> _AIM_:
Repeat all of the records verbatim.

> _GIVEN RECORDS_:

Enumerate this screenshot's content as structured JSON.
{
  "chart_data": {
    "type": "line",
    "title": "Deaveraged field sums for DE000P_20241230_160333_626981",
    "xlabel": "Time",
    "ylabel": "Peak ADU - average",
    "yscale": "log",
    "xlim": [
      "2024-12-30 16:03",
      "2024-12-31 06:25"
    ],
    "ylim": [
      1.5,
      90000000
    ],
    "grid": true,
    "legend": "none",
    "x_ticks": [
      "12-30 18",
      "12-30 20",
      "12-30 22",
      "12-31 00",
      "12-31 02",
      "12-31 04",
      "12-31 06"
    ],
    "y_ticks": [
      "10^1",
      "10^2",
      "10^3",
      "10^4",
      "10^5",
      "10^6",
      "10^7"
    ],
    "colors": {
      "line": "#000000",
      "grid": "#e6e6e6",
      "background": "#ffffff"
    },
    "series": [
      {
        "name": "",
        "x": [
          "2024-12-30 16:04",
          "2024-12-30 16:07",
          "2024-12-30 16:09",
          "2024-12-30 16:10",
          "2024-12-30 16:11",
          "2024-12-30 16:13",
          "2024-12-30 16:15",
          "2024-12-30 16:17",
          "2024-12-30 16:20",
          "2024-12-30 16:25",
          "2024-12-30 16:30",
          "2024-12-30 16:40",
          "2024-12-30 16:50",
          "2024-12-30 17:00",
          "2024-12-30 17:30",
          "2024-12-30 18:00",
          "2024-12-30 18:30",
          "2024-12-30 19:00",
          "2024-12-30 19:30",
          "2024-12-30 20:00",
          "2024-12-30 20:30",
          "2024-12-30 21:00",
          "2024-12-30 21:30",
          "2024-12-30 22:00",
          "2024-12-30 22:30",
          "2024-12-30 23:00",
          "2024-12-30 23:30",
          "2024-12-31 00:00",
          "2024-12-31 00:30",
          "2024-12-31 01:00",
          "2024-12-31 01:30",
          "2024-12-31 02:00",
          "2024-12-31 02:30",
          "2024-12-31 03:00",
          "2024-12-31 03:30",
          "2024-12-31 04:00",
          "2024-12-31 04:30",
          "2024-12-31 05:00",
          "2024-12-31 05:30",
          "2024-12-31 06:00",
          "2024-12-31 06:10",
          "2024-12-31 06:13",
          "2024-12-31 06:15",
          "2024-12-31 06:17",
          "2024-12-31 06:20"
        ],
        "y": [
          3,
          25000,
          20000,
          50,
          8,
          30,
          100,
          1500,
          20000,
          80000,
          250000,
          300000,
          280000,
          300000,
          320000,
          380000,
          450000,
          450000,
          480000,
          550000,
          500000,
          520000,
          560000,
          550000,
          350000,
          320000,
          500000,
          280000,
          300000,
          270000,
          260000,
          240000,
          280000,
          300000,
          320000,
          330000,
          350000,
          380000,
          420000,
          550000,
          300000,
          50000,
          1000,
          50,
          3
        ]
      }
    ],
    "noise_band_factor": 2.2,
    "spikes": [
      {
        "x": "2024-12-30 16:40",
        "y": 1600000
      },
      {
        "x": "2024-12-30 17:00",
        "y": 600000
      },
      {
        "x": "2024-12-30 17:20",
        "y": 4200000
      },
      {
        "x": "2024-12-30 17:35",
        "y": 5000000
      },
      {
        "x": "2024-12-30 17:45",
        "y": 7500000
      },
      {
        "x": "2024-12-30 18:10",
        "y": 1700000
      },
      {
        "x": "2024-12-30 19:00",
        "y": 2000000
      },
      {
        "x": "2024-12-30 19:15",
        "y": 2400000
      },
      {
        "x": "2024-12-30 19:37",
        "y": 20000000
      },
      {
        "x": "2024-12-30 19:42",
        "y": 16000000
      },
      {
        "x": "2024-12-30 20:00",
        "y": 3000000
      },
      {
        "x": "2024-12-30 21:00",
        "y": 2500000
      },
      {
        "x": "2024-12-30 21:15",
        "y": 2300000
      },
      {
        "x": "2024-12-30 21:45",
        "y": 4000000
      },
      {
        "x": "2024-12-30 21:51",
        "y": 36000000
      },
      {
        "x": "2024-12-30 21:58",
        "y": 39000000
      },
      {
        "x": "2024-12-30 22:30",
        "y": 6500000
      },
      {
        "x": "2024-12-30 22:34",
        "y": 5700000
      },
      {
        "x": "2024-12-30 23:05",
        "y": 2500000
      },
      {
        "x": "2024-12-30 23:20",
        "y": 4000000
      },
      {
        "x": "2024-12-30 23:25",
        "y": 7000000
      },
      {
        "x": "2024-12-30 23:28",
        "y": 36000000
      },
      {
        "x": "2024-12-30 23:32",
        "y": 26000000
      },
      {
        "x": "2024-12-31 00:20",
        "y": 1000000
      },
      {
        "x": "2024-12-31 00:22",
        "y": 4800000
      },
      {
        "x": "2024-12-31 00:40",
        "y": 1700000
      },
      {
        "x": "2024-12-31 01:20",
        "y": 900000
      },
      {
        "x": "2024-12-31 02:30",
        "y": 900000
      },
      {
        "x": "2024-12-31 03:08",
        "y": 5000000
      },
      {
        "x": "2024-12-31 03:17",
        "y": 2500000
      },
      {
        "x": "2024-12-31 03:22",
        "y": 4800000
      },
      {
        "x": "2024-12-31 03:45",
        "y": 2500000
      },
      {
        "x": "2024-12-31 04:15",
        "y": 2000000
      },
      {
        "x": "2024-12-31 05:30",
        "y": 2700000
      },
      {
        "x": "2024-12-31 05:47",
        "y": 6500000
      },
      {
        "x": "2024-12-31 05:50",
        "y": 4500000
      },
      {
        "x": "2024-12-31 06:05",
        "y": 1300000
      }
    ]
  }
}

> _RESPONSE TO THIS TASK_:
Enumerate this screenshot's content as structured JSON.
{
  "chart_data": {
    "type": "line",
    "title": "Deaveraged field sums for DE000P_20241230_160333_626981",
    "xlabel": "Time",
    "ylabel": "Peak ADU - average",
    "yscale": "log",
    "xlim": [
      "2024-12-30 16:03",
      "2024-12-31 06:25"
    ],
    "ylim": [
      1.5,
      90000000
    ],
    "grid": true,
    "legend": "none",
    "x_ticks": [
      "12-30 18",
      "12-30 20",
      "12-30 22",
      "12-31 00",
      "12-31 02",
      "12-31 04",
      "12-31 06"
    ],
    "y_ticks": [
      "10^1",
      "10^2",
      "10^3",
      "10^4",
      "10^5",
      "10^6",
      "10^7"
    ],
    "colors": {
      "line": "#000000",
      "grid": "#e6e6e6",
      "background": "#ffffff"
    },
    "series": [
      {
        "name": "",
        "x": [
          "2024-12-30 16:04",
          "2024-12-30 16:07",
          "2024-12-30 16:09",
          "2024-12-30 16:10",
          "2024-12-30 16:11",
          "2024-12-30 16:13",
          "2024-12-30 16:15",
          "2024-12-30 16:17",
          "2024-12-30 16:20",
          "2024-12-30 16:25",
          "2024-12-30 16:30",
          "2024-12-30 16:40",
          "2024-12-30 16:50",
          "2024-12-30 17:00",
          "2024-12-30 17:30",
          "2024-12-30 18:00",
          "2024-12-30 18:30",
          "2024-12-30 19:00",
          "2024-12-30 19:30",
          "2024-12-30 20:00",
          "2024-12-30 20:30",
          "2024-12-30 21:00",
          "2024-12-30 21:30",
          "2024-12-30 22:00",
          "2024-12-30 22:30",
          "2024-12-30 23:00",
          "2024-12-30 23:30",
          "2024-12-31 00:00",
          "2024-12-31 00:30",
          "2024-12-31 01:00",
          "2024-12-31 01:30",
          "2024-12-31 02:00",
          "2024-12-31 02:30",
          "2024-12-31 03:00",
          "2024-12-31 03:30",
          "2024-12-31 04:00",
          "2024-12-31 04:30",
          "2024-12-31 05:00",
          "2024-12-31 05:30",
          "2024-12-31 06:00",
          "2024-12-31 06:10",
          "2024-12-31 06:13",
          "2024-12-31 06:15",
          "2024-12-31 06:17",
          "2024-12-31 06:20"
        ],
        "y": [
          3,
          25000,
          20000,
          50,
          8,
          30,
          100,
          1500,
          20000,
          80000,
          250000,
          300000,
          280000,
          300000,
          320000,
          380000,
          450000,
          450000,
          480000,
          550000,
          500000,
          520000,
          560000,
          550000,
          350000,
          320000,
          500000,
          280000,
          300000,
          270000,
          260000,
          240000,
          280000,
          300000,
          320000,
          330000,
          350000,
          380000,
          420000,
          550000,
          300000,
          50000,
          1000,
          50,
          3
        ]
      }
    ],
    "noise_band_factor": 2.2,
    "spikes": [
      {
        "x": "2024-12-30 16:40",
        "y": 1600000
      },
      {
        "x": "2024-12-30 17:00",
        "y": 600000
      },
      {
        "x": "2024-12-30 17:20",
        "y": 4200000
      },
      {
        "x": "2024-12-30 17:35",
        "y": 5000000
      },
      {
        "x": "2024-12-30 17:45",
        "y": 7500000
      },
      {
        "x": "2024-12-30 18:10",
        "y": 1700000
      },
      {
        "x": "2024-12-30 19:00",
        "y": 2000000
      },
      {
        "x": "2024-12-30 19:15",
        "y": 2400000
      },
      {
        "x": "2024-12-30 19:37",
        "y": 20000000
      },
      {
        "x": "2024-12-30 19:42",
        "y": 16000000
      },
      {
        "x": "2024-12-30 20:00",
        "y": 3000000
      },
      {
        "x": "2024-12-30 21:00",
        "y": 2500000
      },
      {
        "x": "2024-12-30 21:15",
        "y": 2300000
      },
      {
        "x": "2024-12-30 21:45",
        "y": 4000000
      },
      {
        "x": "2024-12-30 21:51",
        "y": 36000000
      },
      {
        "x": "2024-12-30 21:58",
        "y": 39000000
      },
      {
        "x": "2024-12-30 22:30",
        "y": 6500000
      },
      {
        "x": "2024-12-30 22:34",
        "y": 5700000
      },
      {
        "x": "2024-12-30 23:05",
        "y": 2500000
      },
      {
        "x": "2024-12-30 23:20",
        "y": 4000000
      },
      {
        "x": "2024-12-30 23:25",
        "y": 7000000
      },
      {
        "x": "2024-12-30 23:28",
        "y": 36000000
      },
      {
        "x": "2024-12-30 23:32",
        "y": 26000000
      },
      {
        "x": "2024-12-31 00:20",
        "y": 1000000
      },
      {
        "x": "2024-12-31 00:22",
        "y": 4800000
      },
      {
        "x": "2024-12-31 00:40",
        "y": 1700000
      },
      {
        "x": "2024-12-31 01:20",
        "y": 900000
      },
      {
        "x": "2024-12-31 02:30",
        "y": 900000
      },
      {
        "x": "2024-12-31 03:08",
        "y": 5000000
      },
      {
        "x": "2024-12-31 03:17",
        "y": 2500000
      },
      {
        "x": "2024-12-31 03:22",
        "y": 4800000
      },
      {
        "x": "2024-12-31 03:45",
        "y": 2500000
      },
      {
        "x": "2024-12-31 04:15",
        "y": 2000000
      },
      {
        "x": "2024-12-31 05:30",
        "y": 2700000
      },
      {
        "x": "2024-12-31 05:47",
        "y": 6500000
      },
      {
        "x": "2024-12-31 05:50",
        "y": 4500000
      },
      {
        "x": "2024-12-31 06:05",
        "y": 1300000
      }
    ]
  }
}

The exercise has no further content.